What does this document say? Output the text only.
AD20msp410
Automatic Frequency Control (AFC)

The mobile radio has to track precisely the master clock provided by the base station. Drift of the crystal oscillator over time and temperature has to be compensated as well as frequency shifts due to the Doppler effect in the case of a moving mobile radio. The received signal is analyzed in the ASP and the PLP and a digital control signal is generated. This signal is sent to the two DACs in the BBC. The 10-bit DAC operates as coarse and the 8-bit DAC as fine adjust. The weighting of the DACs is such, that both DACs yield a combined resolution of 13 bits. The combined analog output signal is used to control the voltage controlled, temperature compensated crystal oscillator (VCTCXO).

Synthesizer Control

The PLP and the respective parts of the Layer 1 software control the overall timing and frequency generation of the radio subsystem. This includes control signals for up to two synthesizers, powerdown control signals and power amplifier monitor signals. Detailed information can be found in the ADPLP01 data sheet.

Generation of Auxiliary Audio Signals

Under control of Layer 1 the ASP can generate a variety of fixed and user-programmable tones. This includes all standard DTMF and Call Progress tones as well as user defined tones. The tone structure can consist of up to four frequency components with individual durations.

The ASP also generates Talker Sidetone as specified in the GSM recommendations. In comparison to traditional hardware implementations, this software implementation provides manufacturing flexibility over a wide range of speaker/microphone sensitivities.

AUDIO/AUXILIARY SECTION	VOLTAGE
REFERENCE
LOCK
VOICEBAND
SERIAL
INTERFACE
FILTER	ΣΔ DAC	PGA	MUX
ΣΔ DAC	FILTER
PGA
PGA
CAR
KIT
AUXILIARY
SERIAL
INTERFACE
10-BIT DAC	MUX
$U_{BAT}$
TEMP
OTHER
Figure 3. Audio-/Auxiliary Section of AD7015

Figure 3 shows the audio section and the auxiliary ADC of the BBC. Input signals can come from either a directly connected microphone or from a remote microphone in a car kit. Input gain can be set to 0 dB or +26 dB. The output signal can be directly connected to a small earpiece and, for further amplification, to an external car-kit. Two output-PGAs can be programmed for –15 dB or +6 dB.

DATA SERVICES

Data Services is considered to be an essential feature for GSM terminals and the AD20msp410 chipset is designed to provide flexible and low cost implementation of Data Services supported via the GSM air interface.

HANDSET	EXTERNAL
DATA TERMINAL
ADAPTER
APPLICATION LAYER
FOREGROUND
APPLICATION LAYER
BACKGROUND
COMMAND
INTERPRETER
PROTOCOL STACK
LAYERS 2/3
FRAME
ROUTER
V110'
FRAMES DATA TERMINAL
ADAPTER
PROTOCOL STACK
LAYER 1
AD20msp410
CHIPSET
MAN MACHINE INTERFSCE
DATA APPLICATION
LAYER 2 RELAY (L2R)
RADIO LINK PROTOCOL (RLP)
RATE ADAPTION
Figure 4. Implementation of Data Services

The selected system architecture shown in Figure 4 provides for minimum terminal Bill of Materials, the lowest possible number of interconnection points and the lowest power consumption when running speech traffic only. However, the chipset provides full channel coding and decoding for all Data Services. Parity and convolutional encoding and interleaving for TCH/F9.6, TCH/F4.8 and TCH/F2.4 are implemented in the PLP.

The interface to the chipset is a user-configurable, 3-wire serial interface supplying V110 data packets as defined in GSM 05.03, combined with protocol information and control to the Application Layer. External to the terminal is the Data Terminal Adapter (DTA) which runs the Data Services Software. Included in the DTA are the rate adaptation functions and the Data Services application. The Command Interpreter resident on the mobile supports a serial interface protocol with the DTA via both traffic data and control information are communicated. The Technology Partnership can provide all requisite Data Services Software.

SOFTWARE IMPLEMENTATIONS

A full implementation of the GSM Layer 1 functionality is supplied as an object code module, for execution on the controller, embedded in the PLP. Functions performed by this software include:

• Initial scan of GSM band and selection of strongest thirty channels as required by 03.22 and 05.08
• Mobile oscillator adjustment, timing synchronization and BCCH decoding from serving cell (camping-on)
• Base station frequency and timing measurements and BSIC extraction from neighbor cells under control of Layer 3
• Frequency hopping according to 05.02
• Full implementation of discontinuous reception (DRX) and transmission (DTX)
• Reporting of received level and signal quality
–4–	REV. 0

━━━━━━

◆ What needs to be done ◆
Copy out each line in the preceding records that contains "received".

◆ Output for this exercise ◆
The mobile radio has to track precisely the master clock provided by the base station. Drift of the crystal oscillator over time and temperature has to be compensated as well as frequency shifts due to the Doppler effect in the case of a moving mobile radio. The received signal is analyzed in the ASP and the PLP and a digital control signal is generated. This signal is sent to the two DACs in the BBC. The 10-bit DAC operates as coarse and the 8-bit DAC as fine adjust. The weighting of the DACs is such, that both DACs yield a combined resolution of 13 bits. The combined analog output signal is used to control the voltage controlled, temperature compensated crystal oscillator (VCTCXO).
• Reporting of received level and signal quality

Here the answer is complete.